• **Records**:

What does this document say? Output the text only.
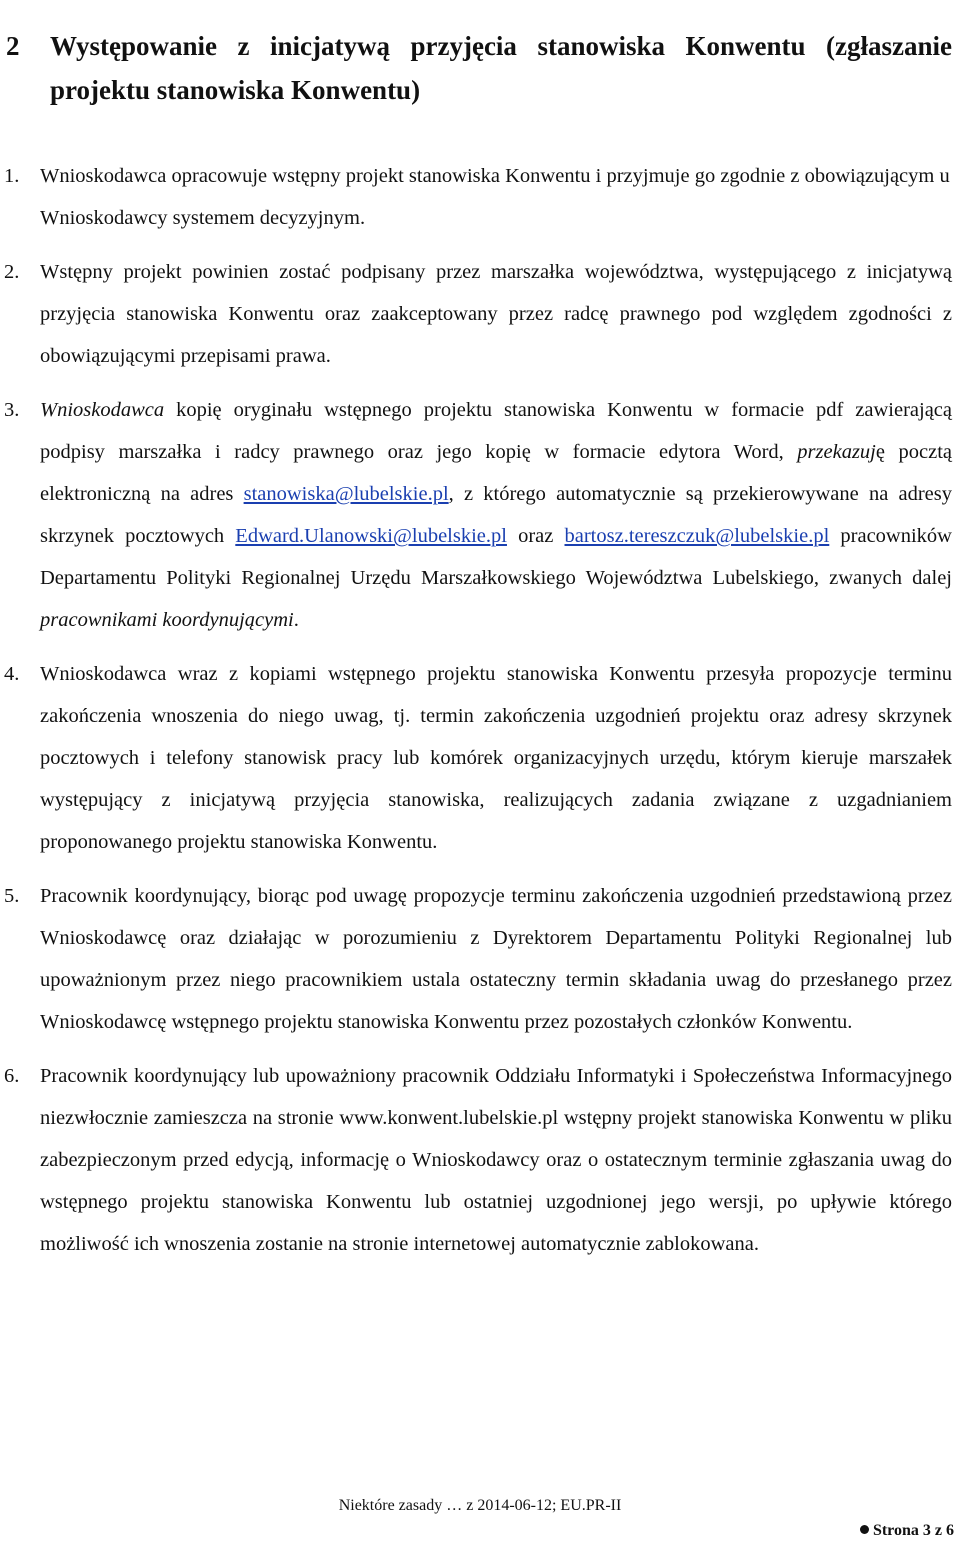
2	Występowanie z inicjatywą przyjęcia stanowiska Konwentu (zgłaszanie projektu stanowiska Konwentu)
1.	Wnioskodawca opracowuje wstępny projekt stanowiska Konwentu i przyjmuje go zgodnie z obowiązującym u Wnioskodawcy systemem decyzyjnym.
2.	Wstępny projekt powinien zostać podpisany przez marszałka województwa, występującego z inicjatywą przyjęcia stanowiska Konwentu oraz zaakceptowany przez radcę prawnego pod względem zgodności z obowiązującymi przepisami prawa.
3.	Wnioskodawca kopię oryginału wstępnego projektu stanowiska Konwentu w formacie pdf zawierającą podpisy marszałka i radcy prawnego oraz jego kopię w formacie edytora Word, przekazuję pocztą elektroniczną na adres stanowiska@lubelskie.pl, z którego automatycznie są przekierowywane na adresy skrzynek pocztowych Edward.Ulanowski@lubelskie.pl oraz bartosz.tereszczuk@lubelskie.pl pracowników Departamentu Polityki Regionalnej Urzędu Marszałkowskiego Województwa Lubelskiego, zwanych dalej pracownikami koordynującymi.
4.	Wnioskodawca wraz z kopiami wstępnego projektu stanowiska Konwentu przesyła propozycje terminu zakończenia wnoszenia do niego uwag, tj. termin zakończenia uzgodnień projektu oraz adresy skrzynek pocztowych i telefony stanowisk pracy lub komórek organizacyjnych urzędu, którym kieruje marszałek występujący z inicjatywą przyjęcia stanowiska, realizujących zadania związane z uzgadnianiem proponowanego projektu stanowiska Konwentu.
5.	Pracownik koordynujący, biorąc pod uwagę propozycje terminu zakończenia uzgodnień przedstawioną przez Wnioskodawcę oraz działając w porozumieniu z Dyrektorem Departamentu Polityki Regionalnej lub upoważnionym przez niego pracownikiem ustala ostateczny termin składania uwag do przesłanego przez Wnioskodawcę wstępnego projektu stanowiska Konwentu przez pozostałych członków Konwentu.
6.	Pracownik koordynujący lub upoważniony pracownik Oddziału Informatyki i Społeczeństwa Informacyjnego niezwłocznie zamieszcza na stronie www.konwent.lubelskie.pl wstępny projekt stanowiska Konwentu w pliku zabezpieczonym przed edycją, informację o Wnioskodawcy oraz o ostatecznym terminie zgłaszania uwag do wstępnego projektu stanowiska Konwentu lub ostatniej uzgodnionej jego wersji, po upływie którego możliwość ich wnoszenia zostanie na stronie internetowej automatycznie zablokowana.
Niektóre zasady … z 2014-06-12; EU.PR-II
Strona 3 z 6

• **Objective**: Each entry must be retyped word for word, with every image omitted.

• **Solved problem**:
What does this document say? Output the text only.
2	Występowanie z inicjatywą przyjęcia stanowiska Konwentu (zgłaszanie projektu stanowiska Konwentu)
1.	Wnioskodawca opracowuje wstępny projekt stanowiska Konwentu i przyjmuje go zgodnie z obowiązującym u Wnioskodawcy systemem decyzyjnym.
2.	Wstępny projekt powinien zostać podpisany przez marszałka województwa, występującego z inicjatywą przyjęcia stanowiska Konwentu oraz zaakceptowany przez radcę prawnego pod względem zgodności z obowiązującymi przepisami prawa.
3.	Wnioskodawca kopię oryginału wstępnego projektu stanowiska Konwentu w formacie pdf zawierającą podpisy marszałka i radcy prawnego oraz jego kopię w formacie edytora Word, przekazuję pocztą elektroniczną na adres stanowiska@lubelskie.pl, z którego automatycznie są przekierowywane na adresy skrzynek pocztowych Edward.Ulanowski@lubelskie.pl oraz bartosz.tereszczuk@lubelskie.pl pracowników Departamentu Polityki Regionalnej Urzędu Marszałkowskiego Województwa Lubelskiego, zwanych dalej pracownikami koordynującymi.
4.	Wnioskodawca wraz z kopiami wstępnego projektu stanowiska Konwentu przesyła propozycje terminu zakończenia wnoszenia do niego uwag, tj. termin zakończenia uzgodnień projektu oraz adresy skrzynek pocztowych i telefony stanowisk pracy lub komórek organizacyjnych urzędu, którym kieruje marszałek występujący z inicjatywą przyjęcia stanowiska, realizujących zadania związane z uzgadnianiem proponowanego projektu stanowiska Konwentu.
5.	Pracownik koordynujący, biorąc pod uwagę propozycje terminu zakończenia uzgodnień przedstawioną przez Wnioskodawcę oraz działając w porozumieniu z Dyrektorem Departamentu Polityki Regionalnej lub upoważnionym przez niego pracownikiem ustala ostateczny termin składania uwag do przesłanego przez Wnioskodawcę wstępnego projektu stanowiska Konwentu przez pozostałych członków Konwentu.
6.	Pracownik koordynujący lub upoważniony pracownik Oddziału Informatyki i Społeczeństwa Informacyjnego niezwłocznie zamieszcza na stronie www.konwent.lubelskie.pl wstępny projekt stanowiska Konwentu w pliku zabezpieczonym przed edycją, informację o Wnioskodawcy oraz o ostatecznym terminie zgłaszania uwag do wstępnego projektu stanowiska Konwentu lub ostatniej uzgodnionej jego wersji, po upływie którego możliwość ich wnoszenia zostanie na stronie internetowej automatycznie zablokowana.
Niektóre zasady … z 2014-06-12; EU.PR-II
Strona 3 z 6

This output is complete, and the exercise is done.